Exercise instructions.
From the listing that follows, output everything exactly except the pictures.

Stored items from a collection:
..............................

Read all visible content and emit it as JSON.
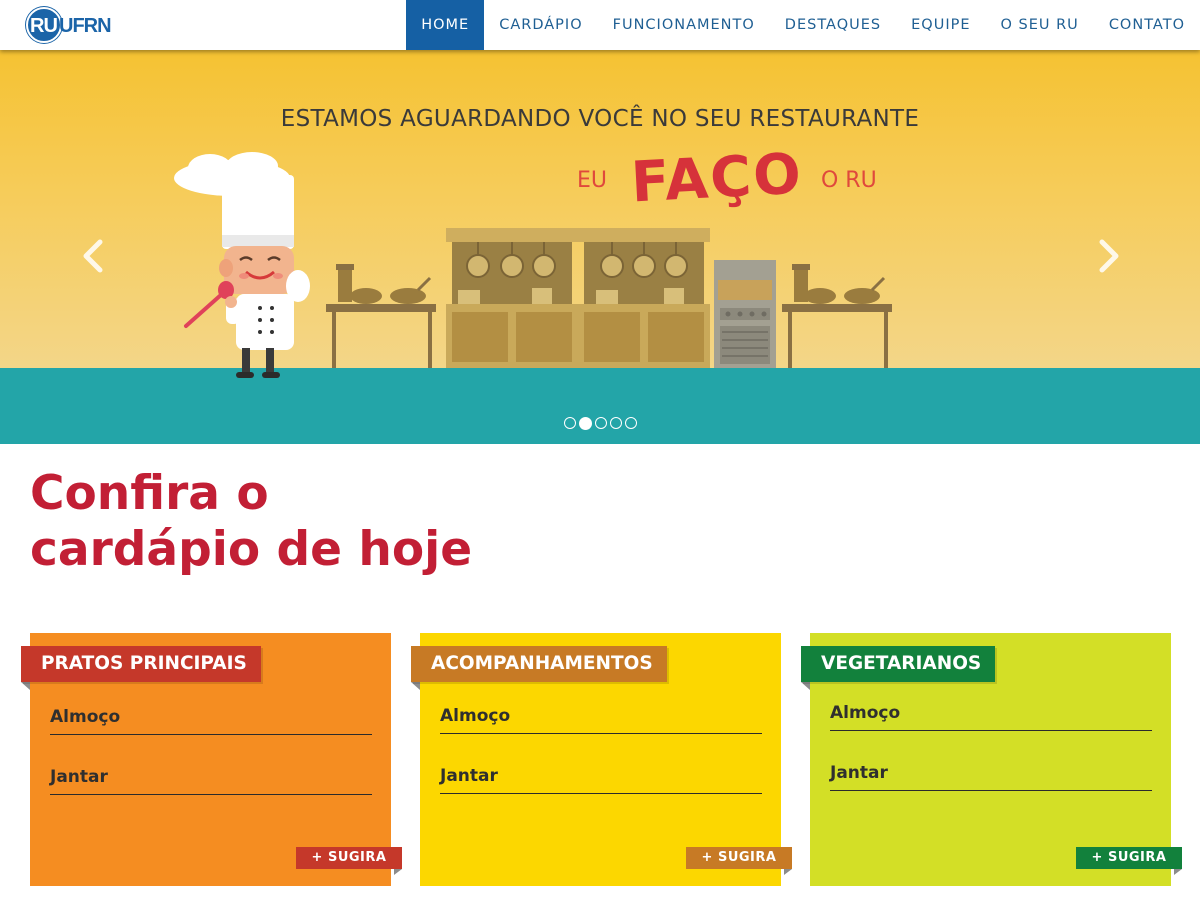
{
  "brand": {
    "logo_ru": "RU",
    "logo_ufrn": "UFRN",
    "primary_color": "#1560a4"
  },
  "nav": {
    "items": [
      {
        "label": "HOME",
        "active": true
      },
      {
        "label": "CARDÁPIO",
        "active": false
      },
      {
        "label": "FUNCIONAMENTO",
        "active": false
      },
      {
        "label": "DESTAQUES",
        "active": false
      },
      {
        "label": "EQUIPE",
        "active": false
      },
      {
        "label": "O SEU RU",
        "active": false
      },
      {
        "label": "CONTATO",
        "active": false
      }
    ]
  },
  "hero": {
    "headline": "ESTAMOS AGUARDANDO VOCÊ NO SEU RESTAURANTE",
    "slogan_eu": "EU",
    "slogan_faco": "FAÇO",
    "slogan_oru": "O RU",
    "prev_icon": "chevron-left-icon",
    "next_icon": "chevron-right-icon",
    "slide_count": 5,
    "active_slide": 2,
    "sky_color": "#f5c232",
    "floor_color": "#23a5a8"
  },
  "menu": {
    "title_line1": "Confira o",
    "title_line2": "cardápio de hoje",
    "title_color": "#c21f35",
    "cards": [
      {
        "title": "PRATOS PRINCIPAIS",
        "lunch": "Almoço",
        "dinner": "Jantar",
        "suggest": "+ SUGIRA",
        "bg": "#f58d21",
        "ribbon": "#c5382a"
      },
      {
        "title": "ACOMPANHAMENTOS",
        "lunch": "Almoço",
        "dinner": "Jantar",
        "suggest": "+ SUGIRA",
        "bg": "#fcd700",
        "ribbon": "#c77a25"
      },
      {
        "title": "VEGETARIANOS",
        "lunch": "Almoço",
        "dinner": "Jantar",
        "suggest": "+ SUGIRA",
        "bg": "#d3df26",
        "ribbon": "#12813c"
      }
    ]
  }
}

..............................

Response to this exercise.
Read all visible content and emit it as JSON.
{
  "brand": {
    "logo_ru": "RU",
    "logo_ufrn": "UFRN",
    "primary_color": "#1560a4"
  },
  "nav": {
    "items": [
      {
        "label": "HOME",
        "active": true
      },
      {
        "label": "CARDÁPIO",
        "active": false
      },
      {
        "label": "FUNCIONAMENTO",
        "active": false
      },
      {
        "label": "DESTAQUES",
        "active": false
      },
      {
        "label": "EQUIPE",
        "active": false
      },
      {
        "label": "O SEU RU",
        "active": false
      },
      {
        "label": "CONTATO",
        "active": false
      }
    ]
  },
  "hero": {
    "headline": "ESTAMOS AGUARDANDO VOCÊ NO SEU RESTAURANTE",
    "slogan_eu": "EU",
    "slogan_faco": "FAÇO",
    "slogan_oru": "O RU",
    "prev_icon": "chevron-left-icon",
    "next_icon": "chevron-right-icon",
    "slide_count": 5,
    "active_slide": 2,
    "sky_color": "#f5c232",
    "floor_color": "#23a5a8"
  },
  "menu": {
    "title_line1": "Confira o",
    "title_line2": "cardápio de hoje",
    "title_color": "#c21f35",
    "cards": [
      {
        "title": "PRATOS PRINCIPAIS",
        "lunch": "Almoço",
        "dinner": "Jantar",
        "suggest": "+ SUGIRA",
        "bg": "#f58d21",
        "ribbon": "#c5382a"
      },
      {
        "title": "ACOMPANHAMENTOS",
        "lunch": "Almoço",
        "dinner": "Jantar",
        "suggest": "+ SUGIRA",
        "bg": "#fcd700",
        "ribbon": "#c77a25"
      },
      {
        "title": "VEGETARIANOS",
        "lunch": "Almoço",
        "dinner": "Jantar",
        "suggest": "+ SUGIRA",
        "bg": "#d3df26",
        "ribbon": "#12813c"
      }
    ]
  }
}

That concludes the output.